◆ **SHORT PROBLEM**: Search the material for the string "parked" and copy each line where it occurs.

◆ **PROVIDED INFORMATION**:
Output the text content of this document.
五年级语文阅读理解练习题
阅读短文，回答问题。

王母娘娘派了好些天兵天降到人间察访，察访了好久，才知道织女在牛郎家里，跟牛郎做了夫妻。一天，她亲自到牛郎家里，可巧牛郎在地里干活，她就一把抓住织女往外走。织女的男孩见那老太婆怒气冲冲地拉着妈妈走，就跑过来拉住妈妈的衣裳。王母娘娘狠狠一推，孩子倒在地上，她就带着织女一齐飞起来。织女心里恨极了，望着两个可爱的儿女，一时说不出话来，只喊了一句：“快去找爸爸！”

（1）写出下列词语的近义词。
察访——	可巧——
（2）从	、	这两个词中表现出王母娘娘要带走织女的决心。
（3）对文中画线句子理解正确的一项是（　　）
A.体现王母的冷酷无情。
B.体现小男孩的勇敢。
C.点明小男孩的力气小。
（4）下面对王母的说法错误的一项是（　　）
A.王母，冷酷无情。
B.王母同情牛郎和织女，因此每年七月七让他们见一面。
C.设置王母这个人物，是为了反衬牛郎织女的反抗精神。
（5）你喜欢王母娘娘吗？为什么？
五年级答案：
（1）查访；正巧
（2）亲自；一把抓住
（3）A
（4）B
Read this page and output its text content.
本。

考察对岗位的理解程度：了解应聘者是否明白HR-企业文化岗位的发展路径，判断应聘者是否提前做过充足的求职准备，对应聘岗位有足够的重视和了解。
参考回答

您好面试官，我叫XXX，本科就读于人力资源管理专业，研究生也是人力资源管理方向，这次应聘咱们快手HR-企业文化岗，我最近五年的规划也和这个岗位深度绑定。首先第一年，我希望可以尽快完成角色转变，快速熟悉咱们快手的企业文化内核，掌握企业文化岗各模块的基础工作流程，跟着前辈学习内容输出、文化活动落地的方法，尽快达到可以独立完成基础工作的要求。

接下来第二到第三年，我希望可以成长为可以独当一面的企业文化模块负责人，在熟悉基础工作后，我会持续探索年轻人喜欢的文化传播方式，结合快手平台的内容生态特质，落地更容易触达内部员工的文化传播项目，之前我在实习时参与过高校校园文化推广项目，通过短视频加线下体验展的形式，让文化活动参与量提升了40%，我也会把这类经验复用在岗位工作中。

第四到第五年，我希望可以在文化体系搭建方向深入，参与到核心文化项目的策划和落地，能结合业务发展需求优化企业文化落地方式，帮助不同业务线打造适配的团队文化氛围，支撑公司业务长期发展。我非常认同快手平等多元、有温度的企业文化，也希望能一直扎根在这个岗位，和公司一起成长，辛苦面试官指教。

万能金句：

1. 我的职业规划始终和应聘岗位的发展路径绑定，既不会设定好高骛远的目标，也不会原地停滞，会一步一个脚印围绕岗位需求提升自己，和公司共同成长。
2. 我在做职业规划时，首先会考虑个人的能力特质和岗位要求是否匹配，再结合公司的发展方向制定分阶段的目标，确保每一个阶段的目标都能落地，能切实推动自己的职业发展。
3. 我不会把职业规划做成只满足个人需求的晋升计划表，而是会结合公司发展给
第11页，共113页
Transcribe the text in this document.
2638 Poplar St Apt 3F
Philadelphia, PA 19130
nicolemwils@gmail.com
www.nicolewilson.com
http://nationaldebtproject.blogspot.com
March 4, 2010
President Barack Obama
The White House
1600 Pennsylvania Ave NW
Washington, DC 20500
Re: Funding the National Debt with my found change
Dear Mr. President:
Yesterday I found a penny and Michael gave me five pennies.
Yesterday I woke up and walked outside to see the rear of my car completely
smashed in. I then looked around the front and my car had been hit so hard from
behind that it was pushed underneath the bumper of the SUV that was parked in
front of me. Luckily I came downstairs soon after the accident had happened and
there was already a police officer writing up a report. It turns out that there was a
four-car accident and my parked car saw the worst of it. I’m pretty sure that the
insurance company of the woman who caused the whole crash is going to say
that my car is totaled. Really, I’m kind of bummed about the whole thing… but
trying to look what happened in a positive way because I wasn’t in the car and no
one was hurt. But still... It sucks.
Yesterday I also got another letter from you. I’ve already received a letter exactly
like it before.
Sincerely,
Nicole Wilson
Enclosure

◆ **EXPECTED ANSWER**:
behind that it was pushed underneath the bumper of the SUV that was parked in
four-car accident and my parked car saw the worst of it. I’m pretty sure that the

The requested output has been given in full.